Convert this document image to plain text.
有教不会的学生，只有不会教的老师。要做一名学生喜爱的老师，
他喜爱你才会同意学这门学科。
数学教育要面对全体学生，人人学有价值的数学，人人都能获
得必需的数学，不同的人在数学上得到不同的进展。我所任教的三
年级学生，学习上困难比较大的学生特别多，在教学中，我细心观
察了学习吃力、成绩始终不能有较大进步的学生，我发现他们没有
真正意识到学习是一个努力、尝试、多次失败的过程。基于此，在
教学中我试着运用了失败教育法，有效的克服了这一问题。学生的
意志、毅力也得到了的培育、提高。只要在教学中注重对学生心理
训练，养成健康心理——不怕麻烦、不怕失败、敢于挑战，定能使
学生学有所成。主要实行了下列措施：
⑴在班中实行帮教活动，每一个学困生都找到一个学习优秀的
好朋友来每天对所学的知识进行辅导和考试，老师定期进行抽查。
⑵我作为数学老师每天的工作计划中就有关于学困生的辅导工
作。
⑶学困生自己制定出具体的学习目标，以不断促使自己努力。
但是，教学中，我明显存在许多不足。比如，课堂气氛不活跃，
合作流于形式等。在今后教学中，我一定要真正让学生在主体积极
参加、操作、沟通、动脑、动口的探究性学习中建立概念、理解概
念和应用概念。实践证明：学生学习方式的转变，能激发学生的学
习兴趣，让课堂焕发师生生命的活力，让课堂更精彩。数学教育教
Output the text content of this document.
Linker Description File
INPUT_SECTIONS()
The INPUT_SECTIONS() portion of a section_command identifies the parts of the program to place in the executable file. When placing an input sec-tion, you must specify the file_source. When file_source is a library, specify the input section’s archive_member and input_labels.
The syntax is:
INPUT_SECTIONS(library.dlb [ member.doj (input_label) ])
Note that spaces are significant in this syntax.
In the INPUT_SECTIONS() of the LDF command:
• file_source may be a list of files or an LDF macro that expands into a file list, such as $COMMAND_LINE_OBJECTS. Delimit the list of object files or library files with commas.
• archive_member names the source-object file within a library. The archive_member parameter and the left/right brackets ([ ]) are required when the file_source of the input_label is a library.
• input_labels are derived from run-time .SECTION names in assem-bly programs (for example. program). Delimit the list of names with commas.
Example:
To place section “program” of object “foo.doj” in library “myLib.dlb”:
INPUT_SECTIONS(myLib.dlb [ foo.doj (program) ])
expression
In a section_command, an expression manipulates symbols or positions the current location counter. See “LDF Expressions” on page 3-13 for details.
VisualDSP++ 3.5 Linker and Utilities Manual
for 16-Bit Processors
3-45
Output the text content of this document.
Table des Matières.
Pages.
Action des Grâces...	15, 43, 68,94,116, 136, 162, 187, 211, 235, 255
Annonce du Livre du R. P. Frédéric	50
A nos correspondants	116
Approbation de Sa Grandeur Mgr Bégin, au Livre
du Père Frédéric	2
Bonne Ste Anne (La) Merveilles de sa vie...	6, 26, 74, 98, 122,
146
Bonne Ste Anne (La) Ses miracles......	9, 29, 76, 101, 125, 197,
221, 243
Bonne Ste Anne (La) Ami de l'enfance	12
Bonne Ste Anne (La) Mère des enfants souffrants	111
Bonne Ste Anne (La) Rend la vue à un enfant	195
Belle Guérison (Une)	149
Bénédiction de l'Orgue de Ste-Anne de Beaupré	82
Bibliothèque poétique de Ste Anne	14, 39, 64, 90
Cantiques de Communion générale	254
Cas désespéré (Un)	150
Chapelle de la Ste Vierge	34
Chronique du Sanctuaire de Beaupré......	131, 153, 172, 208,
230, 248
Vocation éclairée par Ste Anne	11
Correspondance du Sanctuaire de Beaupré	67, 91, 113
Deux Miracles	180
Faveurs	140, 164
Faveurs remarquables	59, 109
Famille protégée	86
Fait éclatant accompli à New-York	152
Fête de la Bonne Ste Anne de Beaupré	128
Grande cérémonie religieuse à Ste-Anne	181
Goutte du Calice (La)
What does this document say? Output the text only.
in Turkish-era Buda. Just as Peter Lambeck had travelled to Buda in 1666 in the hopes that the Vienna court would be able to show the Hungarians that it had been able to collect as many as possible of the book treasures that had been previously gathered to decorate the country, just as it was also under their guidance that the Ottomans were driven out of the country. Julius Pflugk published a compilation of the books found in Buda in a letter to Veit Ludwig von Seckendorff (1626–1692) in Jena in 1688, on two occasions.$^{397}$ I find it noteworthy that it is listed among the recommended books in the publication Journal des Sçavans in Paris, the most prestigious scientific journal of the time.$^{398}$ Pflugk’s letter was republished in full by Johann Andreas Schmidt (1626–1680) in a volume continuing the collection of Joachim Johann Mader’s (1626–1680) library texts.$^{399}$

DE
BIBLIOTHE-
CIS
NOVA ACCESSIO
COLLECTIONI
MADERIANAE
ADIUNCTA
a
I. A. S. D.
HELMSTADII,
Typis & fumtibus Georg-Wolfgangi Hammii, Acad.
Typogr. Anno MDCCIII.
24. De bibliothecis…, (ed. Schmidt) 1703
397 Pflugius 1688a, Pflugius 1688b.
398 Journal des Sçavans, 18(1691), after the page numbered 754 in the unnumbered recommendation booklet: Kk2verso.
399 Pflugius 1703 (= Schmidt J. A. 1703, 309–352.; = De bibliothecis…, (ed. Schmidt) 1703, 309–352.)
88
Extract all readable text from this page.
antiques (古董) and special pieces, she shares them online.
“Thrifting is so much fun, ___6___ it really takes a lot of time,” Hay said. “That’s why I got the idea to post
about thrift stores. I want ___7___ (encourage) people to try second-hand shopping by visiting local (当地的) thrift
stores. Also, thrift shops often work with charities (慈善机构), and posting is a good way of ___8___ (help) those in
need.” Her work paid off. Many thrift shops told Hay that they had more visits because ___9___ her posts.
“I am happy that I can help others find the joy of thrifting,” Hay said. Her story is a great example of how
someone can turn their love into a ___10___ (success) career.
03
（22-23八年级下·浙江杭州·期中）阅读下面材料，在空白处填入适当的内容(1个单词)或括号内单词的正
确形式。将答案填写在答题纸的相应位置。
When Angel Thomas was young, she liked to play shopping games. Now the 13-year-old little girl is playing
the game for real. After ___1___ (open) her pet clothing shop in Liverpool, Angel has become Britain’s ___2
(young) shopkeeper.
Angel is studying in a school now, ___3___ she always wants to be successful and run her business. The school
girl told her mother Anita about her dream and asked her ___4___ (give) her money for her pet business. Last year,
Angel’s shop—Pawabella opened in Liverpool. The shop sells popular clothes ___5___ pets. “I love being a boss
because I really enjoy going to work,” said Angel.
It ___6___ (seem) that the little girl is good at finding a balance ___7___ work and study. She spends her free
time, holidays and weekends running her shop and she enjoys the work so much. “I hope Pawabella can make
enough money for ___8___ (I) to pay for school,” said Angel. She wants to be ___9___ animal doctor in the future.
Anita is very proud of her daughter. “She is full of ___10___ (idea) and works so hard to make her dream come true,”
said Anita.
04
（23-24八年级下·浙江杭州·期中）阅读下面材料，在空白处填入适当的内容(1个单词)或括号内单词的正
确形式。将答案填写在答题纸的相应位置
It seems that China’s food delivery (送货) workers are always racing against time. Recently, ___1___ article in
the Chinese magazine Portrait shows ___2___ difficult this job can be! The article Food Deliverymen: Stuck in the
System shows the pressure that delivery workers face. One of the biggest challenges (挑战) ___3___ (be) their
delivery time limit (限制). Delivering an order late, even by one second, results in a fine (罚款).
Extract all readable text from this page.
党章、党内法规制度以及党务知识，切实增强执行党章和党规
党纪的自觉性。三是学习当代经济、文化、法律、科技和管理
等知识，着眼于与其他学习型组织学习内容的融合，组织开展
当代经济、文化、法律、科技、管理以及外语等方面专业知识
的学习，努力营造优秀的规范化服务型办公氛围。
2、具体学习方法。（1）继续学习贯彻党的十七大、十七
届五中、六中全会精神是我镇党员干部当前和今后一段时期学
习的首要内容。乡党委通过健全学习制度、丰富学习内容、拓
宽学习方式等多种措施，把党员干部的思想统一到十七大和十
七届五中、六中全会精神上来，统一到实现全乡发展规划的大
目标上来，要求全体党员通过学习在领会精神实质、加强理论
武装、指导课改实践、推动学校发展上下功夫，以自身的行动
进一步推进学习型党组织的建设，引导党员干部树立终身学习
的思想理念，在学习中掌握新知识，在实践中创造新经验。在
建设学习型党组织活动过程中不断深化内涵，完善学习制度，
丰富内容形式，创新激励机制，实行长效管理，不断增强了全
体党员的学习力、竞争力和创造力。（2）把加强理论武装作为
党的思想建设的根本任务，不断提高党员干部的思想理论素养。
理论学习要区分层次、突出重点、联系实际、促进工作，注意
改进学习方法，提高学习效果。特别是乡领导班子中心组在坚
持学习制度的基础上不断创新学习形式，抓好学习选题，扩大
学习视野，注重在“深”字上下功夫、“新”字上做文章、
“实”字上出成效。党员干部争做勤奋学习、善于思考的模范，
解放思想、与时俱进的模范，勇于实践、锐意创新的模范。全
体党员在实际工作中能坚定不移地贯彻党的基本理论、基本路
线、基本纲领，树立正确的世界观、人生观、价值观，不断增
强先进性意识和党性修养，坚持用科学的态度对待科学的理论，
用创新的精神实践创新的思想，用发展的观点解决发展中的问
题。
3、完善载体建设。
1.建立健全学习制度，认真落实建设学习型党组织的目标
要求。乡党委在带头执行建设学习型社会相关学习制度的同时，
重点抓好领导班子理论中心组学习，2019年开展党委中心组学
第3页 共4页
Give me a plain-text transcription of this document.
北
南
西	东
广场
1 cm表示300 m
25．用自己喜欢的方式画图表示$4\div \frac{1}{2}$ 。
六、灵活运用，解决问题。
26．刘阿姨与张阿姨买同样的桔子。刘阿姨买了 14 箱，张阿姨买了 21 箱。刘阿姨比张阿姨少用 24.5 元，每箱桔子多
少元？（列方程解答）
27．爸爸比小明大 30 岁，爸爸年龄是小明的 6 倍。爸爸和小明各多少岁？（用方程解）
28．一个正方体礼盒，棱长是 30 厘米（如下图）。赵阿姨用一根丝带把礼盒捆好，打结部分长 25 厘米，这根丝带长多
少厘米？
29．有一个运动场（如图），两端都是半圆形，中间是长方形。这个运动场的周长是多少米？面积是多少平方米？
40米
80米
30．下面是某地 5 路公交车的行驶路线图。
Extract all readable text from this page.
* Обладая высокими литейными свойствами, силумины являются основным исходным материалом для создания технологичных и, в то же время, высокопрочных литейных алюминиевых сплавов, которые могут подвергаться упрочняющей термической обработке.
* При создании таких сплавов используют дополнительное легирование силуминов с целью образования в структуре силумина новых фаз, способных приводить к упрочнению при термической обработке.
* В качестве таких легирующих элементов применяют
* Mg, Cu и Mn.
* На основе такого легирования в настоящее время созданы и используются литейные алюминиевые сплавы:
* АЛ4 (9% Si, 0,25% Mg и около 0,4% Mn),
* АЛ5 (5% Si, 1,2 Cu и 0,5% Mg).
● ● ● ●
How many lines in the entries contain the string "Beaupré"? Answer with the number only.

_Written reply_
4